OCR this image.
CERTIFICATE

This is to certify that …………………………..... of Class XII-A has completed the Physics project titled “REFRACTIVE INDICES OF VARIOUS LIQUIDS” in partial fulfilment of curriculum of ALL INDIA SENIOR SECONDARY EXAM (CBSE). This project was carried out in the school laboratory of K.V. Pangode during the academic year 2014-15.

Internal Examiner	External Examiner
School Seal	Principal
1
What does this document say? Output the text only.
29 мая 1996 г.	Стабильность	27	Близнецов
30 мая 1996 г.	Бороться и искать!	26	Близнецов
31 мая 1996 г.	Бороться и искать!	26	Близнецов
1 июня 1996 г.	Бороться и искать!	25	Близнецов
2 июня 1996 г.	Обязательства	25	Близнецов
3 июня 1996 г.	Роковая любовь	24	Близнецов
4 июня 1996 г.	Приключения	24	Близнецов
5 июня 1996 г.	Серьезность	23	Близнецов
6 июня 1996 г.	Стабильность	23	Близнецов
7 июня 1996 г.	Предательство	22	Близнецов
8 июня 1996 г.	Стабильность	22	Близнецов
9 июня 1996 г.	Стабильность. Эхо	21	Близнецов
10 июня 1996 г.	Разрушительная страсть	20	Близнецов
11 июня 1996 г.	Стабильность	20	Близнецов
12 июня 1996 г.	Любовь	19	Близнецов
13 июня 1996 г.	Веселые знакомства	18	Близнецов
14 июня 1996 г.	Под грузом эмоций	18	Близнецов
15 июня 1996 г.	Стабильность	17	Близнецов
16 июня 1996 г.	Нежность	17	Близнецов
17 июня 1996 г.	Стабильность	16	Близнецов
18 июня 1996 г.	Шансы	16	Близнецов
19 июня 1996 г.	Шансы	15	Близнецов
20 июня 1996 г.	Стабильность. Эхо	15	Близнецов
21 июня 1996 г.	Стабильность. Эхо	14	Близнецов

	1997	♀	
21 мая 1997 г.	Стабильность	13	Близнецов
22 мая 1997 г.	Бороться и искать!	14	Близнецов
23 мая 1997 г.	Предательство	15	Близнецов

---

▶ [TASK DIRECTIONS]:
Write out all the lines again, exactly as they are.

▶ [EXPECTED ANSWER]:
OCR this image.
CERTIFICATE

This is to certify that …………………………..... of Class XII-A has completed the Physics project titled “REFRACTIVE INDICES OF VARIOUS LIQUIDS” in partial fulfilment of curriculum of ALL INDIA SENIOR SECONDARY EXAM (CBSE). This project was carried out in the school laboratory of K.V. Pangode during the academic year 2014-15.

Internal Examiner	External Examiner
School Seal	Principal
1
What does this document say? Output the text only.
29 мая 1996 г.	Стабильность	27	Близнецов
30 мая 1996 г.	Бороться и искать!	26	Близнецов
31 мая 1996 г.	Бороться и искать!	26	Близнецов
1 июня 1996 г.	Бороться и искать!	25	Близнецов
2 июня 1996 г.	Обязательства	25	Близнецов
3 июня 1996 г.	Роковая любовь	24	Близнецов
4 июня 1996 г.	Приключения	24	Близнецов
5 июня 1996 г.	Серьезность	23	Близнецов
6 июня 1996 г.	Стабильность	23	Близнецов
7 июня 1996 г.	Предательство	22	Близнецов
8 июня 1996 г.	Стабильность	22	Близнецов
9 июня 1996 г.	Стабильность. Эхо	21	Близнецов
10 июня 1996 г.	Разрушительная страсть	20	Близнецов
11 июня 1996 г.	Стабильность	20	Близнецов
12 июня 1996 г.	Любовь	19	Близнецов
13 июня 1996 г.	Веселые знакомства	18	Близнецов
14 июня 1996 г.	Под грузом эмоций	18	Близнецов
15 июня 1996 г.	Стабильность	17	Близнецов
16 июня 1996 г.	Нежность	17	Близнецов
17 июня 1996 г.	Стабильность	16	Близнецов
18 июня 1996 г.	Шансы	16	Близнецов
19 июня 1996 г.	Шансы	15	Близнецов
20 июня 1996 г.	Стабильность. Эхо	15	Близнецов
21 июня 1996 г.	Стабильность. Эхо	14	Близнецов

	1997	♀	
21 мая 1997 г.	Стабильность	13	Близнецов
22 мая 1997 г.	Бороться и искать!	14	Близнецов
23 мая 1997 г.	Предательство	15	Близнецов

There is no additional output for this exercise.